* Data provided
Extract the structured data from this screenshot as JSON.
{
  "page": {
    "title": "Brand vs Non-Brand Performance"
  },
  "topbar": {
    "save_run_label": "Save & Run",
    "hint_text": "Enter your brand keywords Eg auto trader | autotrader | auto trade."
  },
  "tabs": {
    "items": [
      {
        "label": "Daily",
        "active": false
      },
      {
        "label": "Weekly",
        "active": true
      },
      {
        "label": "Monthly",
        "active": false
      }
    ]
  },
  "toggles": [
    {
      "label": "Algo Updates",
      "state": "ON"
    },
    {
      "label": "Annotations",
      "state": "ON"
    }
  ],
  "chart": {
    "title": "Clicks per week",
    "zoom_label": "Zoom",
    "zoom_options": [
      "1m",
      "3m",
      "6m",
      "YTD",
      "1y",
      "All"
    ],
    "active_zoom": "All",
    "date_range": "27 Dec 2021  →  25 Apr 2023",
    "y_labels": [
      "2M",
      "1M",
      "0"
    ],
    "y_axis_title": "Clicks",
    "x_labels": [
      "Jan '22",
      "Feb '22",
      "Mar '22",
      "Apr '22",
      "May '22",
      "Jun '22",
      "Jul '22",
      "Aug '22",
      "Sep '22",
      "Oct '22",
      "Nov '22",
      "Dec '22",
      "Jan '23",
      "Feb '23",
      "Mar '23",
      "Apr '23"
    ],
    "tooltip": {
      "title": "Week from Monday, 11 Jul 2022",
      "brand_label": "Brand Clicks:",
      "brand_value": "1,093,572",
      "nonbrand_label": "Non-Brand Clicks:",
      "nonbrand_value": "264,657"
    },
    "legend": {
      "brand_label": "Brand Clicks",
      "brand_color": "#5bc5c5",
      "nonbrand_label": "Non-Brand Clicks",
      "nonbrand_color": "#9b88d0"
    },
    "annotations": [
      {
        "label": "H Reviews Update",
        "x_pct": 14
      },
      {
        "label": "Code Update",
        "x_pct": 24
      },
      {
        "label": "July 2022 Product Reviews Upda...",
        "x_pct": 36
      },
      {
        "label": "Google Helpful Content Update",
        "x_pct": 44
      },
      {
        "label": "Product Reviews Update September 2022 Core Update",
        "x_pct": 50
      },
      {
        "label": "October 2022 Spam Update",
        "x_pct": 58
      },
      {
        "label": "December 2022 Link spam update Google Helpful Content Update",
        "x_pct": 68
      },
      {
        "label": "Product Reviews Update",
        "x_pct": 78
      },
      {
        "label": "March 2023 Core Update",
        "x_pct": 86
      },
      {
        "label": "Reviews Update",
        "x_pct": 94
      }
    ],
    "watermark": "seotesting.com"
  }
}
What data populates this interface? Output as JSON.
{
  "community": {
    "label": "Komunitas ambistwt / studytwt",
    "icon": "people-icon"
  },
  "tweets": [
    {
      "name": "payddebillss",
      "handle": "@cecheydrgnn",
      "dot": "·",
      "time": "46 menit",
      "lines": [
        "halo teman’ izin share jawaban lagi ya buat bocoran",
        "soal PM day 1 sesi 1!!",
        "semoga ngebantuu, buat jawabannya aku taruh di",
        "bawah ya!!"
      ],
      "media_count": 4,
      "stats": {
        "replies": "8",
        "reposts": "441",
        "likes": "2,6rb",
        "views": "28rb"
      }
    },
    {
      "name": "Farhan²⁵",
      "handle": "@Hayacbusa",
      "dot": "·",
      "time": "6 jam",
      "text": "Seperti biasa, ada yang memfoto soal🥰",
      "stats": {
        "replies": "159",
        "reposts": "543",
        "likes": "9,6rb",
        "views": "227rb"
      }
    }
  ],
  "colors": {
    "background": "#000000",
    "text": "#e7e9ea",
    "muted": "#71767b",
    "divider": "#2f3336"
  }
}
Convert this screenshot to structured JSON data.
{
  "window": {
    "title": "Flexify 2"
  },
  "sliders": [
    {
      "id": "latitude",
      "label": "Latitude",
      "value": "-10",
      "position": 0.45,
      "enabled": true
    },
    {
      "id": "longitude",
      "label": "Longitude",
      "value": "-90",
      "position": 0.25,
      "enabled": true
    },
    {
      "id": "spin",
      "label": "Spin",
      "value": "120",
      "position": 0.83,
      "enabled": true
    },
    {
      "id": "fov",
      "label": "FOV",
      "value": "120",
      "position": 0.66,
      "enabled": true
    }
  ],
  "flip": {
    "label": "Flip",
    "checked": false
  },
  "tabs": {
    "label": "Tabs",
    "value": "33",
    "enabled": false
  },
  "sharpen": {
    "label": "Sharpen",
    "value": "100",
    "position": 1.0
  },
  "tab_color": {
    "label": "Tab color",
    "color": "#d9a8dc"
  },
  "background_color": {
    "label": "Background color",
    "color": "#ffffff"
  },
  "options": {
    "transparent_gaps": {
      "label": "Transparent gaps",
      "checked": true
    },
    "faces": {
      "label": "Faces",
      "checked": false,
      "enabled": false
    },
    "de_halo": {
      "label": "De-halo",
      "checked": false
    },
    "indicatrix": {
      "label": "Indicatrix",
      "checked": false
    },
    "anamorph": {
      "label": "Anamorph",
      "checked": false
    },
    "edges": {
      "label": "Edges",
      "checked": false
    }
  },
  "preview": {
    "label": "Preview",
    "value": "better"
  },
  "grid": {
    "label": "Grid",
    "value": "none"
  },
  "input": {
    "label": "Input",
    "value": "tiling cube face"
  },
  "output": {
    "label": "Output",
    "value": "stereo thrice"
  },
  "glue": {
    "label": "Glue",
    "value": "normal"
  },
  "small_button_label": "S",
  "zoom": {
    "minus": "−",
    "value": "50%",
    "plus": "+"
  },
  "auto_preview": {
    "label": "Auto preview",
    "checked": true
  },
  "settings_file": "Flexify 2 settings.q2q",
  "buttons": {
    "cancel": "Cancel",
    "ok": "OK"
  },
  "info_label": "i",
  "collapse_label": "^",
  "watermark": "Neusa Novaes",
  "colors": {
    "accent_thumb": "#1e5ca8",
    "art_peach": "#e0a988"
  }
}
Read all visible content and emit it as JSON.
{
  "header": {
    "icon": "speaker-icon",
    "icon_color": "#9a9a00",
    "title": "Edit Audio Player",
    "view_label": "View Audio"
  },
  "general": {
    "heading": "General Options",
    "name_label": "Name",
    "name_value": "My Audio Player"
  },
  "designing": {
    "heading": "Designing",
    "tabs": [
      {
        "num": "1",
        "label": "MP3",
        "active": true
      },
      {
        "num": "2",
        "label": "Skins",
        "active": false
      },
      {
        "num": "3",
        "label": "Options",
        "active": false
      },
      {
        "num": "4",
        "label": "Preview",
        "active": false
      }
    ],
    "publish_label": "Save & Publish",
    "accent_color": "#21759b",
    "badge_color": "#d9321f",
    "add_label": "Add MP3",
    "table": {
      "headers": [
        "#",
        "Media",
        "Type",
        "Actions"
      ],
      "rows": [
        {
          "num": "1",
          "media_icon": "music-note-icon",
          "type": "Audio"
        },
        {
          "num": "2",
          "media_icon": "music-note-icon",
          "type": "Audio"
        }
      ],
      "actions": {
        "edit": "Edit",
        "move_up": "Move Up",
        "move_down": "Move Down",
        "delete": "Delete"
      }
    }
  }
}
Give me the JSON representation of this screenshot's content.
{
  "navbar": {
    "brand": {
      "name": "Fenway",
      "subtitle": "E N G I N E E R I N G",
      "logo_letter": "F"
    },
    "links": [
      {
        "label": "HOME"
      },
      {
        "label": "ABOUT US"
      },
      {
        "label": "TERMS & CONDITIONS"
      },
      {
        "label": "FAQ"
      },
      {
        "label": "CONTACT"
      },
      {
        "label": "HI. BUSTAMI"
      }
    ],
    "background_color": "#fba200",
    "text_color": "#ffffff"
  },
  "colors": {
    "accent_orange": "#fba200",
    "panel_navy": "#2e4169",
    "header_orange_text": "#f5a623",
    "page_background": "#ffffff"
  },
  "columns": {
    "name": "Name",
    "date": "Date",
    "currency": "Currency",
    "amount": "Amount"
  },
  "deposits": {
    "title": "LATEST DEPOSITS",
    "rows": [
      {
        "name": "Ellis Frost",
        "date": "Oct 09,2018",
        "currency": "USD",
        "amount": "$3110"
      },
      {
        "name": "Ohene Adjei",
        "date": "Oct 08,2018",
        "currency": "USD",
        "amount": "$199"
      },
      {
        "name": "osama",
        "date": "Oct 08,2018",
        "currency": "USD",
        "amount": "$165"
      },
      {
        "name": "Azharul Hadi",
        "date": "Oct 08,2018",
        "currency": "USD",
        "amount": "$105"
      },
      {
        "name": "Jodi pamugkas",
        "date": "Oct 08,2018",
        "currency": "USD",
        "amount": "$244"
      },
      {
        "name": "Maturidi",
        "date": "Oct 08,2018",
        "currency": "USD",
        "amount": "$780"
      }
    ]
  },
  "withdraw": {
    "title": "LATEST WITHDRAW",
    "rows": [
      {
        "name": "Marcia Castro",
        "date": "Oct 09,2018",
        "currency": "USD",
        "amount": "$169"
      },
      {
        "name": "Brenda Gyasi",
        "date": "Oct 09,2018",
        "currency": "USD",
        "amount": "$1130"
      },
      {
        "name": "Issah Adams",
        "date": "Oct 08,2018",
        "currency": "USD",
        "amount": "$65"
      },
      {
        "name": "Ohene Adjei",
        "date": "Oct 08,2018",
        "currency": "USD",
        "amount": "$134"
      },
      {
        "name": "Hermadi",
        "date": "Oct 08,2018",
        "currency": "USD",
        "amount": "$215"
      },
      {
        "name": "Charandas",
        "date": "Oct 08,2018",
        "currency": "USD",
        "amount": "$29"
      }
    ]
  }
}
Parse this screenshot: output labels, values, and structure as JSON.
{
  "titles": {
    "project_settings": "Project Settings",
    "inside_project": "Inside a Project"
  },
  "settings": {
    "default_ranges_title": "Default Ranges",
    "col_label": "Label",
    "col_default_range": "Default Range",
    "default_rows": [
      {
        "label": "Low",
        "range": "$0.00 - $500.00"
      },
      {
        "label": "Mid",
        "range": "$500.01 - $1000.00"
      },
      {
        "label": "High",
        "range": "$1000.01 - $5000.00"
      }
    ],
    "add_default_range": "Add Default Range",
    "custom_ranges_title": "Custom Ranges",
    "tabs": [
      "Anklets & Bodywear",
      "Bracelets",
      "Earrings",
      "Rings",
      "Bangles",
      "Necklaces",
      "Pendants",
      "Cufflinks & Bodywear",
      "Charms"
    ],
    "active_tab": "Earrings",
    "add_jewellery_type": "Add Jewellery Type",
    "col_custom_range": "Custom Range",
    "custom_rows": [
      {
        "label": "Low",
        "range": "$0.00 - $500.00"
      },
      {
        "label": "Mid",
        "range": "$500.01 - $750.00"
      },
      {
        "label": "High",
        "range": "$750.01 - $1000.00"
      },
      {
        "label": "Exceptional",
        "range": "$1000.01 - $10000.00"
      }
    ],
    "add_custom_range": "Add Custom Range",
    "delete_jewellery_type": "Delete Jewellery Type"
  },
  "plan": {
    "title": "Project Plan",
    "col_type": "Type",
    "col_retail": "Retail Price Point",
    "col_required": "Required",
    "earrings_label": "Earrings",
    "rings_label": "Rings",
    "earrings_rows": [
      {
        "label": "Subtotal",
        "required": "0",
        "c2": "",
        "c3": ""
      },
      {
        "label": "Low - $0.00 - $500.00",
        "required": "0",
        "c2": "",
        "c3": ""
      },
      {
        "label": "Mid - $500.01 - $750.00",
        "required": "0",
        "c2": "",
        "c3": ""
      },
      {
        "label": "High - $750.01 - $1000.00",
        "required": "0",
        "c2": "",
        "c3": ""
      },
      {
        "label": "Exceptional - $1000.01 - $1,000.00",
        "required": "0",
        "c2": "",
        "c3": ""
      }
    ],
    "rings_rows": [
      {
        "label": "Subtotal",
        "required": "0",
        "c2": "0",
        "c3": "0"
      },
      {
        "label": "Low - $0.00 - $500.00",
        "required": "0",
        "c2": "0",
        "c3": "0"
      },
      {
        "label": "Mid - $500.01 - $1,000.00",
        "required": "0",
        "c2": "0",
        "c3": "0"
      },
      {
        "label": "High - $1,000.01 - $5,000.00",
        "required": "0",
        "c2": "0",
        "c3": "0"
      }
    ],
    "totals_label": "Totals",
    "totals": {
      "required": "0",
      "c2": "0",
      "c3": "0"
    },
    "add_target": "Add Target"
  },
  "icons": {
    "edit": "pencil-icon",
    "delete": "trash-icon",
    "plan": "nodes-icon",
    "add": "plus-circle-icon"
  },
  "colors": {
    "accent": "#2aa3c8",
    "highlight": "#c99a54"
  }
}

* Request
How many lines of the data contain the word "JSON"? Answer with the number alone.

* Expected answer
6